DIRECTIONS FOR THIS TASK:
Pull out every line below holding the word "marker".

====

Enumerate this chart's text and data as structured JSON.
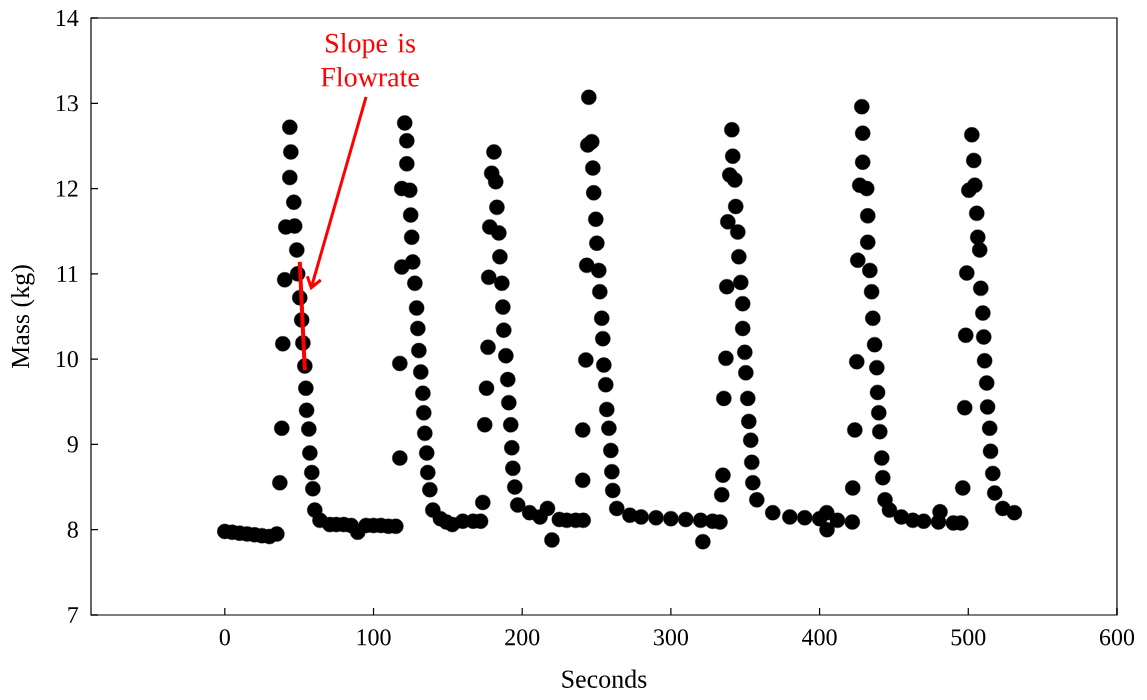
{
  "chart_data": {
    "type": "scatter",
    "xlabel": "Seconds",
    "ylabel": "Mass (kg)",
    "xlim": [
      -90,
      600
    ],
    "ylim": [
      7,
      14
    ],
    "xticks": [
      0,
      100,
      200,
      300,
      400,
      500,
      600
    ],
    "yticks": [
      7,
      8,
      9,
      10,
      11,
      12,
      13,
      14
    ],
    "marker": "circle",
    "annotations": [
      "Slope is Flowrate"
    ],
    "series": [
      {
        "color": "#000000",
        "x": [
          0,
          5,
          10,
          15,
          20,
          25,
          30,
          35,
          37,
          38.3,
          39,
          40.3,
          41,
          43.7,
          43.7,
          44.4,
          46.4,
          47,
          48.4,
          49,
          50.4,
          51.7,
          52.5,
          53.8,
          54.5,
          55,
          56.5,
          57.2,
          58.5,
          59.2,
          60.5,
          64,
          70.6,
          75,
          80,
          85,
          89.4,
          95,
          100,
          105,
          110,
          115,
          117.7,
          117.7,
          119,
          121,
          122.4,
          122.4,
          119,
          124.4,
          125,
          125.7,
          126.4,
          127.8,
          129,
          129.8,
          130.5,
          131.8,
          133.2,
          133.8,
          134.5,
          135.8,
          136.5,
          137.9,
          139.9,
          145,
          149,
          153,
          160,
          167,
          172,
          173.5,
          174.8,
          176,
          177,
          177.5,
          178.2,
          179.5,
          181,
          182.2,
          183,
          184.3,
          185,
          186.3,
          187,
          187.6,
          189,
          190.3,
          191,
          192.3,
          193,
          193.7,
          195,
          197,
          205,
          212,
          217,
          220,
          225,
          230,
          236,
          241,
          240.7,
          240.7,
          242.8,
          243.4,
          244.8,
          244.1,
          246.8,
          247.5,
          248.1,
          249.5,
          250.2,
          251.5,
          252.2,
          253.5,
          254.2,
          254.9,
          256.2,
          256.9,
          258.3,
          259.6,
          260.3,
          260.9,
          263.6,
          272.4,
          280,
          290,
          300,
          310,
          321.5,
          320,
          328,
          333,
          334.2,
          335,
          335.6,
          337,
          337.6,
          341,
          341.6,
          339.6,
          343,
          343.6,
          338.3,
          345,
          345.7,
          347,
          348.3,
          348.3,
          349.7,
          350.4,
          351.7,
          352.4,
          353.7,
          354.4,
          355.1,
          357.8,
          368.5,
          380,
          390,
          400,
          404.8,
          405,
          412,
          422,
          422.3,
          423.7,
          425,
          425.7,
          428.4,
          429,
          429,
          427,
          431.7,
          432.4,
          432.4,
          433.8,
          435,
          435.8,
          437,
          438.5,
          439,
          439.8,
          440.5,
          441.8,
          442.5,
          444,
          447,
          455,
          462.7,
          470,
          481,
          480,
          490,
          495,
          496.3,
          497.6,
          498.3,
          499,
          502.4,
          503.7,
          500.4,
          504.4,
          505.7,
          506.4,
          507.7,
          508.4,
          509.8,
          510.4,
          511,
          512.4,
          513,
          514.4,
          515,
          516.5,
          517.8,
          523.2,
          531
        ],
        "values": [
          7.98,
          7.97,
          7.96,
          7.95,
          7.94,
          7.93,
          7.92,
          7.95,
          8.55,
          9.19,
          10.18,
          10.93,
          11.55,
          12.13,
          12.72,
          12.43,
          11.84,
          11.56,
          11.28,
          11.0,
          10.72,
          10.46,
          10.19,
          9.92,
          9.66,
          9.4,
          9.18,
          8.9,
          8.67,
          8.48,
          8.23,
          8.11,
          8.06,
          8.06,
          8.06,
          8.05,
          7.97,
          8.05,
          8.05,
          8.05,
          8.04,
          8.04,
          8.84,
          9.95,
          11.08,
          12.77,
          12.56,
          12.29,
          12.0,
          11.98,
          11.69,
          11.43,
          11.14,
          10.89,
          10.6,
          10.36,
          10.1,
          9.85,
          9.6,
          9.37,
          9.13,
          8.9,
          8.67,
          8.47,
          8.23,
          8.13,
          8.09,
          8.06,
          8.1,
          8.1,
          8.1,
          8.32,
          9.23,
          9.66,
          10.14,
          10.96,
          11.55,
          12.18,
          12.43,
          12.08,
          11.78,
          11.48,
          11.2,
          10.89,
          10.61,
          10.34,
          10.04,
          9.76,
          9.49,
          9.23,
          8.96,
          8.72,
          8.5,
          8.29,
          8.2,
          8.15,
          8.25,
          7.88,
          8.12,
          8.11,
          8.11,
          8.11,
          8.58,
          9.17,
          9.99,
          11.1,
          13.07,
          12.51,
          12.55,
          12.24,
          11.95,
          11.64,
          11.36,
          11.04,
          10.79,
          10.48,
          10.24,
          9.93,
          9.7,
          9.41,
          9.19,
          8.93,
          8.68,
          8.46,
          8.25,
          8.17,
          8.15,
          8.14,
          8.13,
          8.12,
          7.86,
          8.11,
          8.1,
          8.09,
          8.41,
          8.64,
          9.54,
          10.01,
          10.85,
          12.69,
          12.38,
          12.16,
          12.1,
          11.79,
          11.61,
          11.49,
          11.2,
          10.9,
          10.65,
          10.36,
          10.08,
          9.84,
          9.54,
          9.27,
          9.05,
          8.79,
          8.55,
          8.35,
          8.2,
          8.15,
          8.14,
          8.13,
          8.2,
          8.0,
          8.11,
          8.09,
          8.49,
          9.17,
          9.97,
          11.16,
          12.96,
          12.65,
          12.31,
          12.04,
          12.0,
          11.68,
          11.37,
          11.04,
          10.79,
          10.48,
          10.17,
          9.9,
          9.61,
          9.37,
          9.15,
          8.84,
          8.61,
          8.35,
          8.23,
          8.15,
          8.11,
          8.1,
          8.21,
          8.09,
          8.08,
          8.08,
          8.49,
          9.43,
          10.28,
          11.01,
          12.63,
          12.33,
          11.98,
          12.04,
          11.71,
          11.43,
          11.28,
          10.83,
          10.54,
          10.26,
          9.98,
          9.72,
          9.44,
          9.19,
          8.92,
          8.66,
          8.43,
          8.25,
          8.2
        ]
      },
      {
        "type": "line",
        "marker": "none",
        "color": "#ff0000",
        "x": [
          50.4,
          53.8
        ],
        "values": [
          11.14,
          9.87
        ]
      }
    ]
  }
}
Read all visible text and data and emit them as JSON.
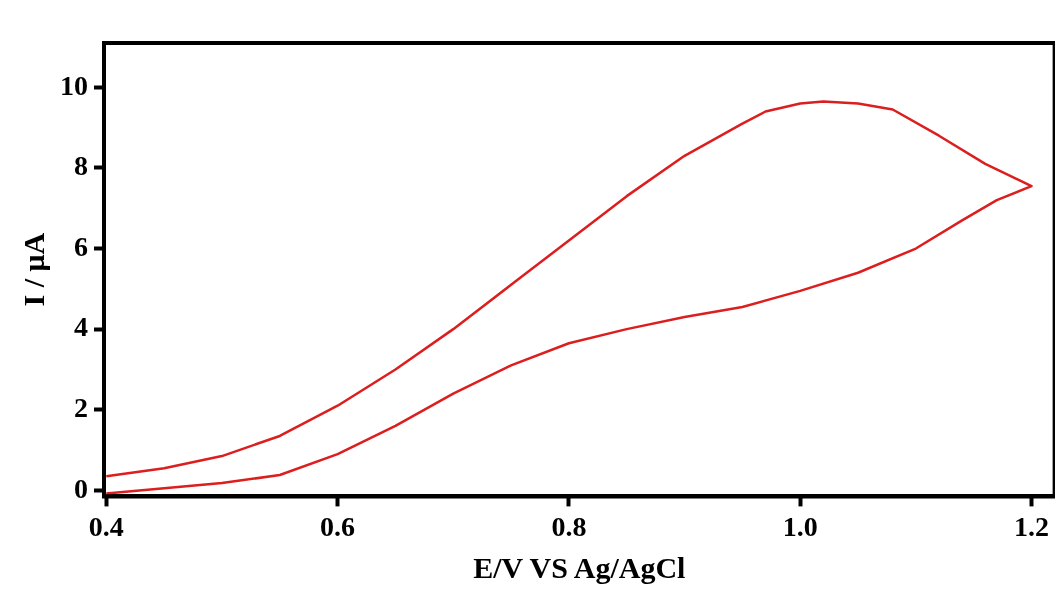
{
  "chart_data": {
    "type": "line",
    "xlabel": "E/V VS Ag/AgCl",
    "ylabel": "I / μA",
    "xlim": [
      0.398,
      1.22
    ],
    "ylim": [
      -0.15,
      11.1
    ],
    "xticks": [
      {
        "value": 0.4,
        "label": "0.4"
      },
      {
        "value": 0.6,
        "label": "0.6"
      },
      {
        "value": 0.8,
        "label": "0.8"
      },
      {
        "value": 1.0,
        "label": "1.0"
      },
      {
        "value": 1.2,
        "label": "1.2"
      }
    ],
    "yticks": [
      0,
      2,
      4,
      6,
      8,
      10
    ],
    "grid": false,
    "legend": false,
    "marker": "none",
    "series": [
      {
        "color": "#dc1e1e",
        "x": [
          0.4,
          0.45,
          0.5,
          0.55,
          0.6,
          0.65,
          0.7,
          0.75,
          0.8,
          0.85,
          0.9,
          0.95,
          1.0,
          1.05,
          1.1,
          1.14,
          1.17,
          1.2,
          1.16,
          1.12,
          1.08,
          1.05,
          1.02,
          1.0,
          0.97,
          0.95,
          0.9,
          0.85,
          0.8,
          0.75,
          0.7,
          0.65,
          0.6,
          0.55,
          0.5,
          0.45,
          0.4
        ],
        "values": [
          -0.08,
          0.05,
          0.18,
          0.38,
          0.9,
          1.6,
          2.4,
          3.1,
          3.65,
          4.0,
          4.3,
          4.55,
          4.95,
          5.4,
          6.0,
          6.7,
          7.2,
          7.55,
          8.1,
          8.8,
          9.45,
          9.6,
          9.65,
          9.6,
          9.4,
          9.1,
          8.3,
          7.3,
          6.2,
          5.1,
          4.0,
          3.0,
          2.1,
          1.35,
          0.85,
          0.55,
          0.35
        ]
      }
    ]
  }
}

====

TASK RESPONSE:
    "marker": "circle",
        "marker": "none",
    "marker": "none",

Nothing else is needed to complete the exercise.